### Work instructions
Each entry has to be copied exactly, with nothing missed.

### Records to process
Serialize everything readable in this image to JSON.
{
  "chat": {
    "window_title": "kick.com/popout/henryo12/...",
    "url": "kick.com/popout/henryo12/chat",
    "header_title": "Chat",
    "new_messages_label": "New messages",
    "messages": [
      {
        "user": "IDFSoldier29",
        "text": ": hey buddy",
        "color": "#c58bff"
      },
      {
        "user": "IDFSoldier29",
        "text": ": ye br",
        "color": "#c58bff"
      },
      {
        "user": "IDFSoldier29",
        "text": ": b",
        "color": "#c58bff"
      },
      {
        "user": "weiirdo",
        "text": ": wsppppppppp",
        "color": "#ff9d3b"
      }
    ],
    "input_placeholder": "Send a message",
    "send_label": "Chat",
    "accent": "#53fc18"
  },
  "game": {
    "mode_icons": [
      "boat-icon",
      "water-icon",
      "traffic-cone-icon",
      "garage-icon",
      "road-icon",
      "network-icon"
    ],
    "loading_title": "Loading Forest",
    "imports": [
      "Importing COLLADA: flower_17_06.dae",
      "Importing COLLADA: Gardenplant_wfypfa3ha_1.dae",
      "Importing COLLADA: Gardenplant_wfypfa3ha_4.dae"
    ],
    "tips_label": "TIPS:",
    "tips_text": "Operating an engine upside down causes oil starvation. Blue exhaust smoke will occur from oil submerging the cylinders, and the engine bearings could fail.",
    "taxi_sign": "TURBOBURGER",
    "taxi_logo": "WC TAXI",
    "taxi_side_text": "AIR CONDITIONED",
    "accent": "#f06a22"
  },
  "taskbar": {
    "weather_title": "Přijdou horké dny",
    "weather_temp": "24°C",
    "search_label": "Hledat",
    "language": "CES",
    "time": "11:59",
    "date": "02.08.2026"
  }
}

### Output for this task
Serialize everything readable in this image to JSON.
{
  "chat": {
    "window_title": "kick.com/popout/henryo12/...",
    "url": "kick.com/popout/henryo12/chat",
    "header_title": "Chat",
    "new_messages_label": "New messages",
    "messages": [
      {
        "user": "IDFSoldier29",
        "text": ": hey buddy",
        "color": "#c58bff"
      },
      {
        "user": "IDFSoldier29",
        "text": ": ye br",
        "color": "#c58bff"
      },
      {
        "user": "IDFSoldier29",
        "text": ": b",
        "color": "#c58bff"
      },
      {
        "user": "weiirdo",
        "text": ": wsppppppppp",
        "color": "#ff9d3b"
      }
    ],
    "input_placeholder": "Send a message",
    "send_label": "Chat",
    "accent": "#53fc18"
  },
  "game": {
    "mode_icons": [
      "boat-icon",
      "water-icon",
      "traffic-cone-icon",
      "garage-icon",
      "road-icon",
      "network-icon"
    ],
    "loading_title": "Loading Forest",
    "imports": [
      "Importing COLLADA: flower_17_06.dae",
      "Importing COLLADA: Gardenplant_wfypfa3ha_1.dae",
      "Importing COLLADA: Gardenplant_wfypfa3ha_4.dae"
    ],
    "tips_label": "TIPS:",
    "tips_text": "Operating an engine upside down causes oil starvation. Blue exhaust smoke will occur from oil submerging the cylinders, and the engine bearings could fail.",
    "taxi_sign": "TURBOBURGER",
    "taxi_logo": "WC TAXI",
    "taxi_side_text": "AIR CONDITIONED",
    "accent": "#f06a22"
  },
  "taskbar": {
    "weather_title": "Přijdou horké dny",
    "weather_temp": "24°C",
    "search_label": "Hledat",
    "language": "CES",
    "time": "11:59",
    "date": "02.08.2026"
  }
}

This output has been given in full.